• _Aim_: Report the total number of lines that include the string "Made", without any other text.

• _Input data_:
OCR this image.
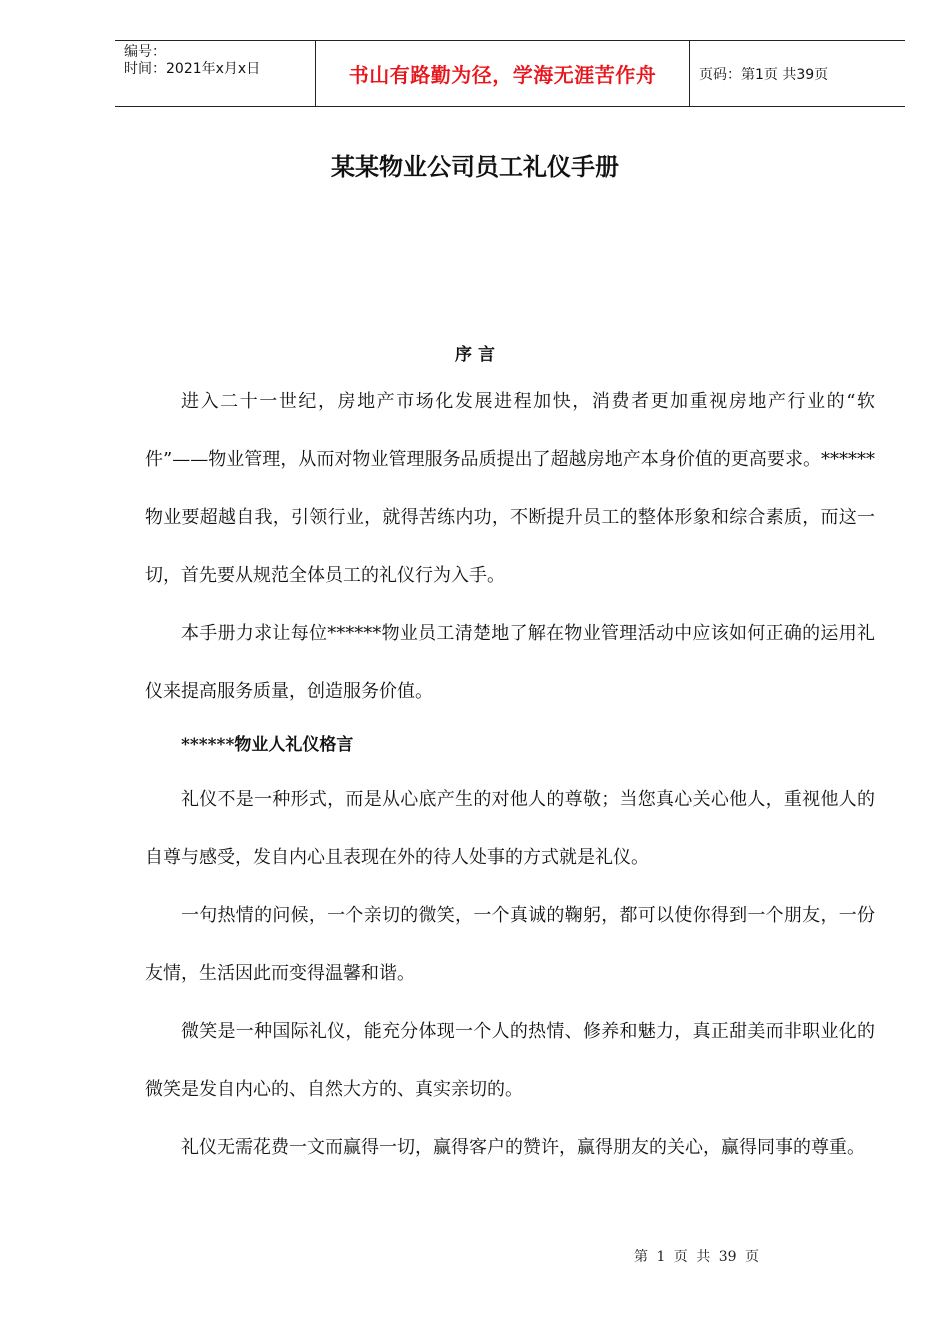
编号：
时间：2021年x月x日	书山有路勤为径，学海无涯苦作舟	页码：第1页 共39页
某某物业公司员工礼仪手册
序 言

进入二十一世纪，房地产市场化发展进程加快，消费者更加重视房地产行业的“软件”——物业管理，从而对物业管理服务品质提出了超越房地产本身价值的更高要求。******物业要超越自我，引领行业，就得苦练内功，不断提升员工的整体形象和综合素质，而这一切，首先要从规范全体员工的礼仪行为入手。

本手册力求让每位******物业员工清楚地了解在物业管理活动中应该如何正确的运用礼仪来提高服务质量，创造服务价值。

******物业人礼仪格言

礼仪不是一种形式，而是从心底产生的对他人的尊敬；当您真心关心他人，重视他人的自尊与感受，发自内心且表现在外的待人处事的方式就是礼仪。

一句热情的问候，一个亲切的微笑，一个真诚的鞠躬，都可以使你得到一个朋友，一份友情，生活因此而变得温馨和谐。

微笑是一种国际礼仪，能充分体现一个人的热情、修养和魅力，真正甜美而非职业化的微笑是发自内心的、自然大方的、真实亲切的。

礼仪无需花费一文而赢得一切，赢得客户的赞许，赢得朋友的关心，赢得同事的尊重。

第 1 页 共 39 页
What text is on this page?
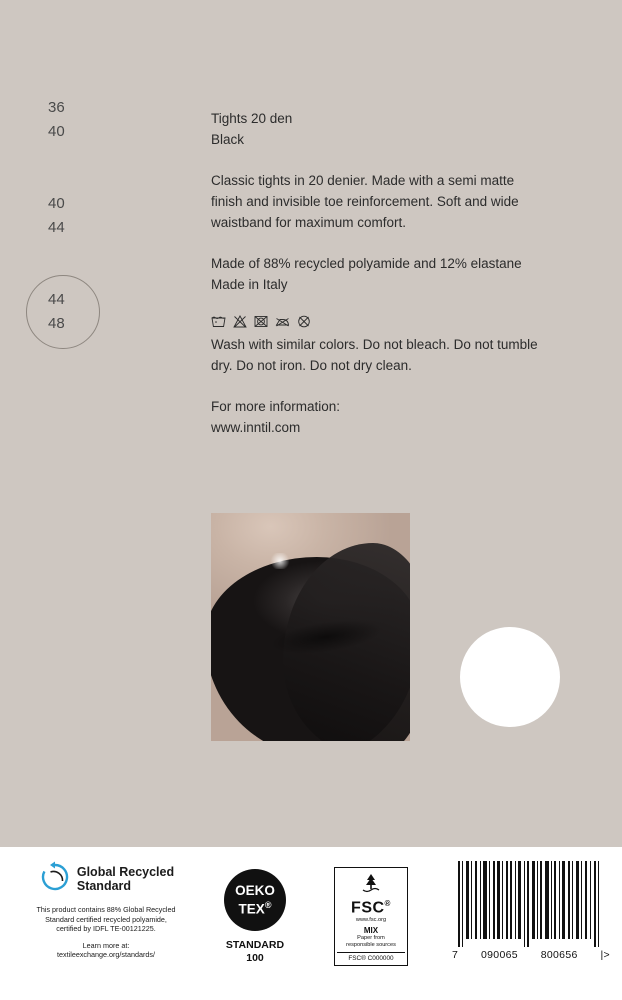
36
40
40
44
44
48

Tights 20 den
Black

Classic tights in 20 denier. Made with a semi matte
finish and invisible toe reinforcement. Soft and wide
waistband for maximum comfort.

Made of 88% recycled polyamide and 12% elastane
Made in Italy

Wash with similar colors. Do not bleach. Do not tumble
dry. Do not iron. Do not dry clean.

For more information:
www.inntil.com

Global Recycled
Standard
This product contains 88% Global Recycled
Standard certified recycled polyamide,
certified by IDFL TE-00121225.
Learn more at:
textileexchange.org/standards/
OEKO
TEX®
STANDARD
100
FSC®
www.fsc.org
MIX
Paper from
responsible sources
FSC® C000000	7 090065 800656 |>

• _Result for this task_: 3